* Text shown
In its Phase 1A opening brief, MID disputes PG&E’s intention to collect a payment for public benefits programs from departing customers who begin taking exempted load from an irrigation district. MID believes that if PG&E is allowed to implement this practice, those customers will be paying twice for the same public benefits programs. Because the allocation and collection of nuclear decommissioning charges and public purpose benefits charges are not being considered in this proceeding, MID should raise this issue in the unbundling and ratesetting proceeding, as directed by ALJ ruling issued on January 31, 1997.

PG&E states that imputed post-2001 lump-sum amounts must be determined by December 31, 2001 for exempt non-irrigation district loads during the period from January 1, 2002 to March 31, 2002. PG&E further states that irrigation district customers will retain responsibility for making their own post-2001 CTC payments.

MID believes that a plain reading of § 374 and the sunset provision stated in § 374(a)(4) is that after March 31, 2002, a departing customer would not be exempted from transition costs; i.e., if MID has not utilized its 75 MW of load for which the exemption was provided by the sunset date, any remaining portion is no longer available as exempt load.

PG&E, on the other hand, states that the statutory language means that the exemptions of costs identified in §§ 367, 368, 375, and 376 expires as of March 31, 2002. Therefore, any irrigation district customers are no longer exempt from transition costs and must begin making their own payments for transition costs remaining to be collected after March 31, 2002. This will include employee-related transition costs (§ 375), restructuring implementation costs to the extent not recovered from any other source (§ 376), and transition costs related to power purchase agreements, which extend over the life of the contract.

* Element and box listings
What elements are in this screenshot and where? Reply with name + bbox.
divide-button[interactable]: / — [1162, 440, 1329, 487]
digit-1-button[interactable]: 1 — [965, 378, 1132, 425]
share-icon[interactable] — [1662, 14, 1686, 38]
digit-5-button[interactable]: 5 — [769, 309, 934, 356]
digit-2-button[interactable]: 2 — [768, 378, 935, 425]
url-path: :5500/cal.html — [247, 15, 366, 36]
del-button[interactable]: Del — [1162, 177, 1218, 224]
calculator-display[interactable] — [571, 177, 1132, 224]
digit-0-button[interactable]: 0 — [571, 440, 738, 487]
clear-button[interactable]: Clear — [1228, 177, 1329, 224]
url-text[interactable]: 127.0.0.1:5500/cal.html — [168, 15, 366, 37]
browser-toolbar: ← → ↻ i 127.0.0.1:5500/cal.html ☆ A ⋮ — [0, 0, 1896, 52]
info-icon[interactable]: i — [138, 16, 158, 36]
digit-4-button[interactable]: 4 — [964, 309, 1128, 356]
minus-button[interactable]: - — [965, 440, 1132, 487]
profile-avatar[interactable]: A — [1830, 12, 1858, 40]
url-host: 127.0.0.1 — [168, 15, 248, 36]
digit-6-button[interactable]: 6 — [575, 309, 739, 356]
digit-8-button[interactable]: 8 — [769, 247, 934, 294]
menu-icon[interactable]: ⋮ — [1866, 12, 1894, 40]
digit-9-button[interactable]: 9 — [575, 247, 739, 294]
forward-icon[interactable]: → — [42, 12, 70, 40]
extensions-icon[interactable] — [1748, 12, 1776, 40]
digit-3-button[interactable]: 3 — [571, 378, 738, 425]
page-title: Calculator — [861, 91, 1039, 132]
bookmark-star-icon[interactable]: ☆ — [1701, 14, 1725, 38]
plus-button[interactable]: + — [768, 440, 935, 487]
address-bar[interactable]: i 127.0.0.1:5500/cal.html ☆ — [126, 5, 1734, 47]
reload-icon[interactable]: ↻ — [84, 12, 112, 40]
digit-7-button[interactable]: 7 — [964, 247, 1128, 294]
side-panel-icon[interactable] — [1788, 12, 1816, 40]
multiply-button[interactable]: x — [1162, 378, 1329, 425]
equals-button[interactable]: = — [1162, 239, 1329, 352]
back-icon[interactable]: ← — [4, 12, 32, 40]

* Tasks and exercises
1. According to the text on irrigation district exemptions, in which proceeding should MID raise its objection to paying for public benefits programs?
2. Carry the text on irrigation district exemptions forward from its last sentence.
This material comes from a separate source.

* Task-by-task results
1. The unbundling and ratesetting proceeding, as directed by the ALJ ruling of January 31, 1997.

2.
We agree with PG&E. A plain reading of the statutory language does not indicate that any of the 75 MW are no longer available as exemptions, but that, in fact, these customers are no longer exempt from any transition costs accruing in the period after March 31, 2002. While PG&E has referenced Merced’s position with a discussion of the understanding of the parties during the drafting of AB 1890, such a discussion is irrelevant for these purposes. Again, we reiterate that at this point, the intentions and understanding of the parties in drafting the legislation does not matter; it is the language of the statute that is relevant. Furthermore, MID is incorrect in assuming that PG&E may seek to recover the $50 million from exempt customers; rather, the utilities may recover a maximum of $50 million in exempt costs from all other large customers during the January 1, 2002 through March 31, 2002 time period, a period during which the irrigation district customers are still exempt from these costs.

8.6.1. Dispute Resolution

MID is also concerned regarding PG&E’s tariff language that provides that the utility will make the initial determination of eligibility for exempt status. MID states that PG&E’s requirements raise unnecessary hurdles to competition by requiring the customer to provide notice to PG&E of its intent to claim exempt status and by imposing the responsibility on the customer to file a motion for the evaluation of departing load CTC statement with the Commission, if the customer disagrees with PG&E’s assessment. MID recommends that because PG&E has an economic interest in finding no exemption, the utility should be required to challenge a claim of exemption by filing a motion with the Commission, and that the irrigation district supplier should be entitled to respond on behalf of the challenged customer.

PG&E states that the notification procedure is necessary, so that only those customers that are so entitled receive exemptions and so that adequate records can be kept for fire wall accounting purposes. PG&E’s proposed tariffs require that within 20 days after receipt of a departing load CTC statement, a departing load customer may file a "Motion for Evaluation of Departing Load CTC Statement" at the Commission in R.94-04-031/I.94-04-032.

Conceptually, we agree with PG&E. However, as we found in D.96-11-041, PG&E’s proposed process is cumbersome. We will adopt the same procedures for PG&E, Edison, and SDG&E which we found reasonable for PG&E in D.96-11-041. If a departing customer believes that the departing load statement does not comply with the terms and conditions of the tariffs and related decisions, it should notify the relevant utility in writing of the grounds for its belief within 20 days after receiving the departing load statement. If the utility does not accept the customer’s position, it should respond in writing within 5 days after receiving the customer’s notification. The utility and the customer should then confer to attempt to resolve the differences. If necessary, the parties may also consult with Energy Division staff to attempt to achieve resolution. If no resolution is reached within 10 days, the customer may then file the motion described in the proposed tariffs. The utility and the customer may agree to extend this 10-day period to allow for further negotiations or other resolution techniques. PG&E, Edison, and SDG&E should amend their tariffs to reflect these provisions.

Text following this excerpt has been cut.